**ITEMS:**
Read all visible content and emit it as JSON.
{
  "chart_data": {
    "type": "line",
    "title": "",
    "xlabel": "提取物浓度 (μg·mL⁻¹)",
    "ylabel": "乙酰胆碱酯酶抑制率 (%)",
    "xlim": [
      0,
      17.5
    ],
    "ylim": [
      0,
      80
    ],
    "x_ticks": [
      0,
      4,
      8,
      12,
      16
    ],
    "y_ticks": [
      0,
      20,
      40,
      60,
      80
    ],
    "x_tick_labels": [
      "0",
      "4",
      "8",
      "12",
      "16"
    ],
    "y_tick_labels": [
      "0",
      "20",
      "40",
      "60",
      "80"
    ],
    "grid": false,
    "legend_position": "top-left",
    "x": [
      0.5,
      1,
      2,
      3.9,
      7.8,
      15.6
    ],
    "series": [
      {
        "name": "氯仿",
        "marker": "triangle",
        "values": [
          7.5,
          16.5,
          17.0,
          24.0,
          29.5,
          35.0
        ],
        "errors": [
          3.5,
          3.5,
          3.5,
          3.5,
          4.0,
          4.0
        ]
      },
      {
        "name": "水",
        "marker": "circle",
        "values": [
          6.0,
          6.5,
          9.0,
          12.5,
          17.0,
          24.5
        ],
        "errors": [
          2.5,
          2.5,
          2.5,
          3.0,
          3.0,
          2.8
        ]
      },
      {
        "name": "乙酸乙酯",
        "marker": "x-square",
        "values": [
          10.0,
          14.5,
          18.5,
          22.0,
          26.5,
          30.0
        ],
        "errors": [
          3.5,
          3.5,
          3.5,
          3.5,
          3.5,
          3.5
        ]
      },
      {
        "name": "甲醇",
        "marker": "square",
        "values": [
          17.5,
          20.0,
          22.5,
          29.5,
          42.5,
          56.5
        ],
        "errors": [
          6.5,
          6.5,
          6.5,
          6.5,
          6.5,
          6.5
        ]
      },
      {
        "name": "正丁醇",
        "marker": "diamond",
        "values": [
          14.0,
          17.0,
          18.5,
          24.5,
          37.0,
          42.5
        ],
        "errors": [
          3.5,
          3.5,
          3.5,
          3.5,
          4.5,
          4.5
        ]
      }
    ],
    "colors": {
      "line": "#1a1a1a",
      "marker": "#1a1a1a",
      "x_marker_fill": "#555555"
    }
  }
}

**TASK DESCRIPTION:** Reproduce the entries above in full, verbatim.

**RIGHT ANSWER:**
Read all visible content and emit it as JSON.
{
  "chart_data": {
    "type": "line",
    "title": "",
    "xlabel": "提取物浓度 (μg·mL⁻¹)",
    "ylabel": "乙酰胆碱酯酶抑制率 (%)",
    "xlim": [
      0,
      17.5
    ],
    "ylim": [
      0,
      80
    ],
    "x_ticks": [
      0,
      4,
      8,
      12,
      16
    ],
    "y_ticks": [
      0,
      20,
      40,
      60,
      80
    ],
    "x_tick_labels": [
      "0",
      "4",
      "8",
      "12",
      "16"
    ],
    "y_tick_labels": [
      "0",
      "20",
      "40",
      "60",
      "80"
    ],
    "grid": false,
    "legend_position": "top-left",
    "x": [
      0.5,
      1,
      2,
      3.9,
      7.8,
      15.6
    ],
    "series": [
      {
        "name": "氯仿",
        "marker": "triangle",
        "values": [
          7.5,
          16.5,
          17.0,
          24.0,
          29.5,
          35.0
        ],
        "errors": [
          3.5,
          3.5,
          3.5,
          3.5,
          4.0,
          4.0
        ]
      },
      {
        "name": "水",
        "marker": "circle",
        "values": [
          6.0,
          6.5,
          9.0,
          12.5,
          17.0,
          24.5
        ],
        "errors": [
          2.5,
          2.5,
          2.5,
          3.0,
          3.0,
          2.8
        ]
      },
      {
        "name": "乙酸乙酯",
        "marker": "x-square",
        "values": [
          10.0,
          14.5,
          18.5,
          22.0,
          26.5,
          30.0
        ],
        "errors": [
          3.5,
          3.5,
          3.5,
          3.5,
          3.5,
          3.5
        ]
      },
      {
        "name": "甲醇",
        "marker": "square",
        "values": [
          17.5,
          20.0,
          22.5,
          29.5,
          42.5,
          56.5
        ],
        "errors": [
          6.5,
          6.5,
          6.5,
          6.5,
          6.5,
          6.5
        ]
      },
      {
        "name": "正丁醇",
        "marker": "diamond",
        "values": [
          14.0,
          17.0,
          18.5,
          24.5,
          37.0,
          42.5
        ],
        "errors": [
          3.5,
          3.5,
          3.5,
          3.5,
          4.5,
          4.5
        ]
      }
    ],
    "colors": {
      "line": "#1a1a1a",
      "marker": "#1a1a1a",
      "x_marker_fill": "#555555"
    }
  }
}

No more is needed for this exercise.